Keep the images out and copy every entry below exactly.

>> BEGIN

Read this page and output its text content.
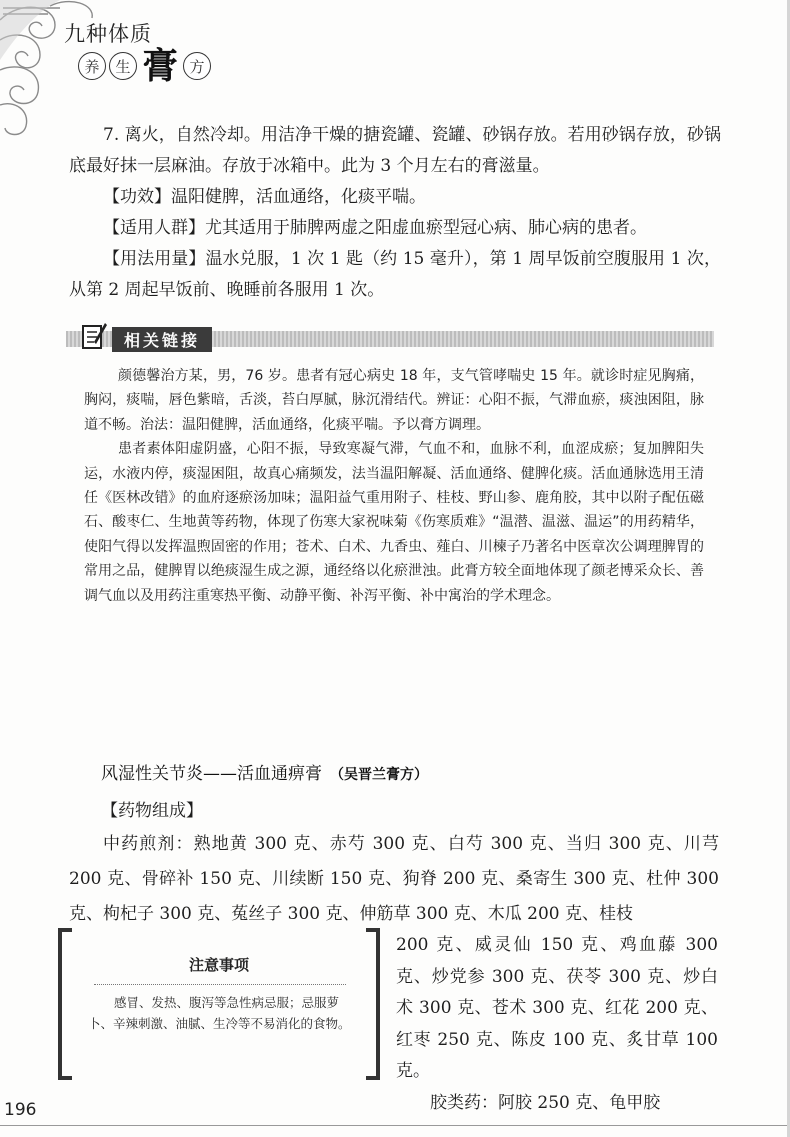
九种体质
养	生 膏 方

7. 离火，自然冷却。用洁净干燥的搪瓷罐、瓷罐、砂锅存放。若用砂锅存放，砂锅底最好抹一层麻油。存放于冰箱中。此为 3 个月左右的膏滋量。

【功效】温阳健脾，活血通络，化痰平喘。

【适用人群】尤其适用于肺脾两虚之阳虚血瘀型冠心病、肺心病的患者。

【用法用量】温水兑服，1 次 1 匙（约 15 毫升），第 1 周早饭前空腹服用 1 次，从第 2 周起早饭前、晚睡前各服用 1 次。

相关链接

颜德馨治方某，男，76 岁。患者有冠心病史 18 年，支气管哮喘史 15 年。就诊时症见胸痛，胸闷，痰喘，唇色紫暗，舌淡，苔白厚腻，脉沉滑结代。辨证：心阳不振，气滞血瘀，痰浊困阻，脉道不畅。治法：温阳健脾，活血通络，化痰平喘。予以膏方调理。

患者素体阳虚阴盛，心阳不振，导致寒凝气滞，气血不和，血脉不利，血涩成瘀；复加脾阳失运，水液内停，痰湿困阻，故真心痛频发，法当温阳解凝、活血通络、健脾化痰。活血通脉选用王清任《医林改错》的血府逐瘀汤加味；温阳益气重用附子、桂枝、野山参、鹿角胶，其中以附子配伍磁石、酸枣仁、生地黄等药物，体现了伤寒大家祝味菊《伤寒质难》“温潜、温滋、温运”的用药精华，使阳气得以发挥温煦固密的作用；苍术、白术、九香虫、薤白、川楝子乃著名中医章次公调理脾胃的常用之品，健脾胃以绝痰湿生成之源，通经络以化瘀泄浊。此膏方较全面地体现了颜老博采众长、善调气血以及用药注重寒热平衡、动静平衡、补泻平衡、补中寓治的学术理念。

风湿性关节炎——活血通痹膏 （吴晋兰膏方）
【药物组成】

中药煎剂：熟地黄 300 克、赤芍 300 克、白芍 300 克、当归 300 克、川芎 200 克、骨碎补 150 克、川续断 150 克、狗脊 200 克、桑寄生 300 克、杜仲 300 克、枸杞子 300 克、菟丝子 300 克、伸筋草 300 克、木瓜 200 克、桂枝

200 克、威灵仙 150 克、鸡血藤 300 克、炒党参 300 克、茯苓 300 克、炒白术 300 克、苍术 300 克、红花 200 克、红枣 250 克、陈皮 100 克、炙甘草 100 克。

胶类药：阿胶 250 克、龟甲胶

注意事项
感冒、发热、腹泻等急性病忌服；忌服萝卜、辛辣刺激、油腻、生冷等不易消化的食物。
196
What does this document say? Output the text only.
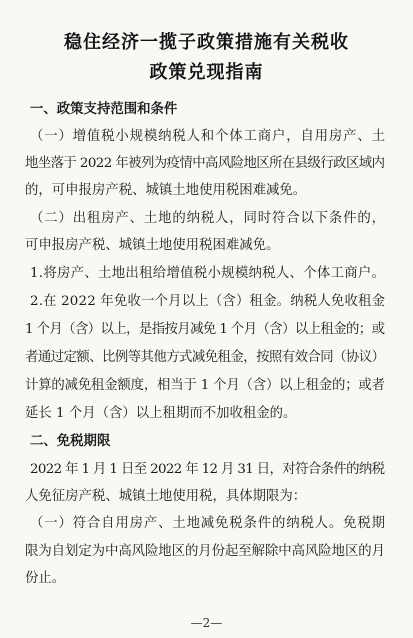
稳住经济一揽子政策措施有关税收
政策兑现指南
一、政策支持范围和条件
（一）增值税小规模纳税人和个体工商户，自用房产、土
地坐落于 2022 年被列为疫情中高风险地区所在县级行政区域内
的，可申报房产税、城镇土地使用税困难减免。
（二）出租房产、土地的纳税人，同时符合以下条件的，
可申报房产税、城镇土地使用税困难减免。
1.将房产、土地出租给增值税小规模纳税人、个体工商户。
2.在 2022 年免收一个月以上（含）租金。纳税人免收租金
1 个月（含）以上，是指按月减免 1 个月（含）以上租金的；或
者通过定额、比例等其他方式减免租金，按照有效合同（协议）
计算的减免租金额度，相当于 1 个月（含）以上租金的；或者
延长 1 个月（含）以上租期而不加收租金的。
二、免税期限
2022 年 1 月 1 日至 2022 年 12 月 31 日，对符合条件的纳税
人免征房产税、城镇土地使用税，具体期限为：
（一）符合自用房产、土地减免税条件的纳税人。免税期
限为自划定为中高风险地区的月份起至解除中高风险地区的月
份止。
—2—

>> END

__PROBLEM SOLUTION__
Read this page and output its text content.
九种体质
养	生 膏 方

7. 离火，自然冷却。用洁净干燥的搪瓷罐、瓷罐、砂锅存放。若用砂锅存放，砂锅底最好抹一层麻油。存放于冰箱中。此为 3 个月左右的膏滋量。

【功效】温阳健脾，活血通络，化痰平喘。

【适用人群】尤其适用于肺脾两虚之阳虚血瘀型冠心病、肺心病的患者。

【用法用量】温水兑服，1 次 1 匙（约 15 毫升），第 1 周早饭前空腹服用 1 次，从第 2 周起早饭前、晚睡前各服用 1 次。

相关链接

颜德馨治方某，男，76 岁。患者有冠心病史 18 年，支气管哮喘史 15 年。就诊时症见胸痛，胸闷，痰喘，唇色紫暗，舌淡，苔白厚腻，脉沉滑结代。辨证：心阳不振，气滞血瘀，痰浊困阻，脉道不畅。治法：温阳健脾，活血通络，化痰平喘。予以膏方调理。

患者素体阳虚阴盛，心阳不振，导致寒凝气滞，气血不和，血脉不利，血涩成瘀；复加脾阳失运，水液内停，痰湿困阻，故真心痛频发，法当温阳解凝、活血通络、健脾化痰。活血通脉选用王清任《医林改错》的血府逐瘀汤加味；温阳益气重用附子、桂枝、野山参、鹿角胶，其中以附子配伍磁石、酸枣仁、生地黄等药物，体现了伤寒大家祝味菊《伤寒质难》“温潜、温滋、温运”的用药精华，使阳气得以发挥温煦固密的作用；苍术、白术、九香虫、薤白、川楝子乃著名中医章次公调理脾胃的常用之品，健脾胃以绝痰湿生成之源，通经络以化瘀泄浊。此膏方较全面地体现了颜老博采众长、善调气血以及用药注重寒热平衡、动静平衡、补泻平衡、补中寓治的学术理念。

风湿性关节炎——活血通痹膏 （吴晋兰膏方）
【药物组成】

中药煎剂：熟地黄 300 克、赤芍 300 克、白芍 300 克、当归 300 克、川芎 200 克、骨碎补 150 克、川续断 150 克、狗脊 200 克、桑寄生 300 克、杜仲 300 克、枸杞子 300 克、菟丝子 300 克、伸筋草 300 克、木瓜 200 克、桂枝

200 克、威灵仙 150 克、鸡血藤 300 克、炒党参 300 克、茯苓 300 克、炒白术 300 克、苍术 300 克、红花 200 克、红枣 250 克、陈皮 100 克、炙甘草 100 克。

胶类药：阿胶 250 克、龟甲胶

注意事项
感冒、发热、腹泻等急性病忌服；忌服萝卜、辛辣刺激、油腻、生冷等不易消化的食物。
196
What does this document say? Output the text only.
稳住经济一揽子政策措施有关税收
政策兑现指南
一、政策支持范围和条件
（一）增值税小规模纳税人和个体工商户，自用房产、土
地坐落于 2022 年被列为疫情中高风险地区所在县级行政区域内
的，可申报房产税、城镇土地使用税困难减免。
（二）出租房产、土地的纳税人，同时符合以下条件的，
可申报房产税、城镇土地使用税困难减免。
1.将房产、土地出租给增值税小规模纳税人、个体工商户。
2.在 2022 年免收一个月以上（含）租金。纳税人免收租金
1 个月（含）以上，是指按月减免 1 个月（含）以上租金的；或
者通过定额、比例等其他方式减免租金，按照有效合同（协议）
计算的减免租金额度，相当于 1 个月（含）以上租金的；或者
延长 1 个月（含）以上租期而不加收租金的。
二、免税期限
2022 年 1 月 1 日至 2022 年 12 月 31 日，对符合条件的纳税
人免征房产税、城镇土地使用税，具体期限为：
（一）符合自用房产、土地减免税条件的纳税人。免税期
限为自划定为中高风险地区的月份起至解除中高风险地区的月
份止。
—2—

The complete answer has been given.